## ЧТО НУЖНО СДЕЛАТЬ
1 > Назовите всех поэтов, которых автор упоминает в письме.
2 > Перепишите из письма слово в слово отрывок от «Надеюсь, твои недоумения» до «что начинает казаться.».
3 > Продолжите письмо после его последней фразы.

Надеюсь, твои недоумения с Иваном Петровичем тебя не слишком озабочивают. У него в голове иногда чуть-чуть постреливает, и тогда ему Бог весть что начинает казаться.
За твои хлопоты о рукописях большое тебе спасибо. Их долго ищут, потому что они не были приведены в порядок, т. е. не были сшиты по верхнему краю, как я обыкновенно тогда делал. Никакого для них интереса они не представляют, никому они не нужны, кроме меня и будущего читателя их, понимающего в литературе и стилистике, — почему они не были возвращены тебе тогда, когда я делал о них специальное заявление, я вообще не понимаю: я особенно жалею о листиках в клеточку, на которых записывал историю твоей болезни, письма, которые получал от тебя из больницы, и свои записи о Котике, которые тогда сделал для памяти. Был там и полный латинский текст «Мозеллы» Авзония (которую никто не переводил по-русски), переводы из Клавдиана, которого тоже русский читатель не знает; одно время я видел, кажется, полный сборник моих сонетов, начало книги «Классики сонета», от Данте до наших дней, полную библиографию русских стихотворных переводов Горация — в папке. Возможно, что была и серая бумажная папка русских и украинских стихотворений, на 2/3 шуточных, мелко переписанная на почтовой бумаге большого формата (с 1908 по 1926). Вообще материала было много, — начала и заготовки на целый ряд сборников и книжек, небесполезных и для украинской, и русской литературы. Если их отыщут, будет недурно. Влад. Львовичу кланяйся, пусть постоит за культурную марку — свою и Москвы.
То же и с деньгами. Я об этих деньгах (252 р. 95 к.) сделал десятка два заявлений. Мне все время говорили, что их выпишут, что их уже выписали, что их выдадут тебе на руки без всяких формальностей и т. д., и т. п. Я немножко удивлен, почему это люди так упорно добиваются, чтобы их не уважали.

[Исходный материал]
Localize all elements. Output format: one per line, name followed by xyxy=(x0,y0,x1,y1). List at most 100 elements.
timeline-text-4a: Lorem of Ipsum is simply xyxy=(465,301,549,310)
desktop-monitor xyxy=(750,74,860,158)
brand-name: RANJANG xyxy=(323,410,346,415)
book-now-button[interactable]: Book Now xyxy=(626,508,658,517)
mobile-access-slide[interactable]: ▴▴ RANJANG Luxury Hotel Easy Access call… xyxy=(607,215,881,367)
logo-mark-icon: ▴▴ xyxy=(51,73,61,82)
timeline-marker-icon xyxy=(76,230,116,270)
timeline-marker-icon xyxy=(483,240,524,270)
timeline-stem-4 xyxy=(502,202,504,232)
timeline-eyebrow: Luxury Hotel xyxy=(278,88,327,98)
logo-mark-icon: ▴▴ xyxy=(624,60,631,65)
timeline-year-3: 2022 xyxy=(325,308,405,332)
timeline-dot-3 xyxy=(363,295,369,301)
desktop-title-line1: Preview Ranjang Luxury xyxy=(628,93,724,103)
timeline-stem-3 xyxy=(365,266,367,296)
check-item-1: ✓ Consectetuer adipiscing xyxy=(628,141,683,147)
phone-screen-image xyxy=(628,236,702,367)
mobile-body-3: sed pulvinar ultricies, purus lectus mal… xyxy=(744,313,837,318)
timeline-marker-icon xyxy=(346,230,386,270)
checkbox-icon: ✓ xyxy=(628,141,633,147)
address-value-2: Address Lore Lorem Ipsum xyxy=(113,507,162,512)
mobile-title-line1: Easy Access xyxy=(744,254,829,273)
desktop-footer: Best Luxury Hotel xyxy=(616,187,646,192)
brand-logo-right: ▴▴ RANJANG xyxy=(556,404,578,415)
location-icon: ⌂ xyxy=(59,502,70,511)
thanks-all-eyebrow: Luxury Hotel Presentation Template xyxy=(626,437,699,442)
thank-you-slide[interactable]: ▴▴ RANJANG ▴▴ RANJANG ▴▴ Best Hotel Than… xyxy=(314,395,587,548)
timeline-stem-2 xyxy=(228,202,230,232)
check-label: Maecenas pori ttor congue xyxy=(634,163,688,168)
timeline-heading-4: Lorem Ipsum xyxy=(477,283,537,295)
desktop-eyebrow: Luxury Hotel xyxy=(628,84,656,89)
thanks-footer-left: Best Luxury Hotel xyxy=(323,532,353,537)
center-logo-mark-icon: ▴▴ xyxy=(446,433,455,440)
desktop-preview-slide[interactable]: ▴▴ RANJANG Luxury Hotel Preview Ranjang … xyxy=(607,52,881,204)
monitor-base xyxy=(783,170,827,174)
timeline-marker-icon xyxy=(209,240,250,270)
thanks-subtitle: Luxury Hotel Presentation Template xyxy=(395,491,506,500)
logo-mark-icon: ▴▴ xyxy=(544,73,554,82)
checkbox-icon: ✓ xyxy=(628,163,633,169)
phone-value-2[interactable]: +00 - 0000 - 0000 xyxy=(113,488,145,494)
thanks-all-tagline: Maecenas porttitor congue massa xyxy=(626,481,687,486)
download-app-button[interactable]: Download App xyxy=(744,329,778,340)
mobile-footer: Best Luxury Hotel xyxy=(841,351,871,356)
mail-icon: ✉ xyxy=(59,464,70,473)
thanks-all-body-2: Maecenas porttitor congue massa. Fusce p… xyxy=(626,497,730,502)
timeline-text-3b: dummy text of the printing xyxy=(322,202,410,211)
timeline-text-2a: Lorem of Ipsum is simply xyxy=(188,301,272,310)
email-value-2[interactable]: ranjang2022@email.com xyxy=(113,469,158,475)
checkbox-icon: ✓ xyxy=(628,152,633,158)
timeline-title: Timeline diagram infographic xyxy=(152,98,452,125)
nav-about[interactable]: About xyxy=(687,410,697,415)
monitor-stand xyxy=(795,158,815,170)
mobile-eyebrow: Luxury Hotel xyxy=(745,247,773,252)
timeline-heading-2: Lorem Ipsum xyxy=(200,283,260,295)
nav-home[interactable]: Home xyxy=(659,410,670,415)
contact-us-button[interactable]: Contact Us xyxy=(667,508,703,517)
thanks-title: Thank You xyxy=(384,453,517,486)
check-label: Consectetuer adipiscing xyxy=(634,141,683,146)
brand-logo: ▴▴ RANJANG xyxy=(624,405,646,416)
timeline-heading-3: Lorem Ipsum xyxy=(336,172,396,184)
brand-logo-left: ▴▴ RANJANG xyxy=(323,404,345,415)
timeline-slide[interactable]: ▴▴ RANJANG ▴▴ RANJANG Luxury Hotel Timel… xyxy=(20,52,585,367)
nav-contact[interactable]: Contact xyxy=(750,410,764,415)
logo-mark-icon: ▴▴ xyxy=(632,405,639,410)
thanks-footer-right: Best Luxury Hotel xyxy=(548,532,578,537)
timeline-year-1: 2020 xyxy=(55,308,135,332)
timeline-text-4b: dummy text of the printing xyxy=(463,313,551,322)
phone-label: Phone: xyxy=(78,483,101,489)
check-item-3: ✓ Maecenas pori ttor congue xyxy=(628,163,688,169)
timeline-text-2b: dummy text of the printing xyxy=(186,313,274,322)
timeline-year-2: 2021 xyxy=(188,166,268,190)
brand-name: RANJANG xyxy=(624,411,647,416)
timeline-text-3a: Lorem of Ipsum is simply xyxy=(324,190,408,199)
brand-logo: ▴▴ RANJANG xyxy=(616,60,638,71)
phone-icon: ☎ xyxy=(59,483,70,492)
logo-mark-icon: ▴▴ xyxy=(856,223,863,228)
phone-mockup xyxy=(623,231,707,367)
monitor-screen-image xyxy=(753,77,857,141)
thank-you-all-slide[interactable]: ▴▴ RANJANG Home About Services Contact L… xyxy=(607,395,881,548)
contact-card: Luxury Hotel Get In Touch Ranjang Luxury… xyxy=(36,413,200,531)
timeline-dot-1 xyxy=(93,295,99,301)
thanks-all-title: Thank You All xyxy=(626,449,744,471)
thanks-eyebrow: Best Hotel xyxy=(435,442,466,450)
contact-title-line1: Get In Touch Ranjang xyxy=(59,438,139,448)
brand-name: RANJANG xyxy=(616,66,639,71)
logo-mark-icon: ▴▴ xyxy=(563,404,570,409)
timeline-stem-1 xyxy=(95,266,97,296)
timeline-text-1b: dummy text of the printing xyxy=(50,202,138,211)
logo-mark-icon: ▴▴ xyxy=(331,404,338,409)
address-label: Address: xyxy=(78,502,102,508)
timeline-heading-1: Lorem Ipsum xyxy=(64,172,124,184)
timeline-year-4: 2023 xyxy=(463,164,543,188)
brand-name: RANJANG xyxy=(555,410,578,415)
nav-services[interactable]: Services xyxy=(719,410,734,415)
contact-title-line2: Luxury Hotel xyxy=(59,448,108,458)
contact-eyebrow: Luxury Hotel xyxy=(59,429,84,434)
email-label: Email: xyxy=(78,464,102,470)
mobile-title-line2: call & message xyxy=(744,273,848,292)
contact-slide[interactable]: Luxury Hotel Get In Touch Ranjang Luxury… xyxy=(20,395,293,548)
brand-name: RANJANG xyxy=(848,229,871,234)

## ОТВЕТЫ
1 > Авзоний, Клавдиан, Данте, Гораций

2 >
Надеюсь, твои недоумения с Иваном Петровичем тебя не слишком озабочивают. У него в голове иногда чуть-чуть постреливает, и тогда ему Бог весть что начинает казаться.

3 >
За доброе намерение прислать балладу Лонгфелло о Вальтере фон Фогельвайде спасибо. Может быть, ее можно переписать из сборника Лонгфелло в ВБУ? Когда-то в «Ниве» (в одном из недельных, не ежемесячных выпусков за годы 1908—1912) был перевод Чуковского: «Когда Фогельвайд-миннезингер от дольнего мира ушел». У меня теперь разные фантазии. Когда я стал переводить «Гайавату», у меня сразу возник план: сделать целый том баллад и исторических стихотворений «для юношества». Пока сделано всего 300 строк, но ты знаешь, может быть, мою манеру задумывать en grand и делать понемногу, но упорно. Это называется «большая кораблестроительная программа». К 1937 году у меня должна была быть готова книга исследований по украинской литературе, к 1938 — «Энеида» и «Последние римляне» (для Academia), к 1939 — третий выпуск «Новой украинской литературы». Теперь все это пошло в долгий ящик, но компенсировать неосуществимое чем-то нужно: вот я и ношусь с планами: перечитываю, что можно, по поэтике и истории русской литературы, читаю по-английски (легкий, но забавный роман «The woman in the firelight», «Женщина у камина» приблизительно), собираюсь продолжить свое знание латинского языка изучением итальянского и испанского, мечтаю засесть за «Зимнюю сказку» Шекспира и за сборник «Поэм и баллад» для юношества (куда войдет и «Гайавата»). Недавно прочел в «Известиях», что в издании Иностранных рабочих выходит учебник испанского языка, и мне, что называется, «закортіло»… Словом, жаден я к старости становлюсь больше, чем когда-либо.
Отрывок из «Энеиды» тебе пришлю. Там тоже много интересного чисто стилистически, как и «Эхо, бессонная нимфа», но авось это понравится тебе больше.
Следующий раз напишу тебе 1 января. А пока поздравляю тебя с Новым годом, с 1937-м. Авось он будет для нас радостнее трех предыдущих. Те были тяжелы.
О моем настроении и здоровье ты не заблуждаешься. All correct. Все в порядке. Зимнее пальто все еще на вешалке. Морозов нет. Простуды и гриппозное состояние меня не мучат. «Вова к климату приспособился». Будь здорова и бодра. Лечи глаза. Целую.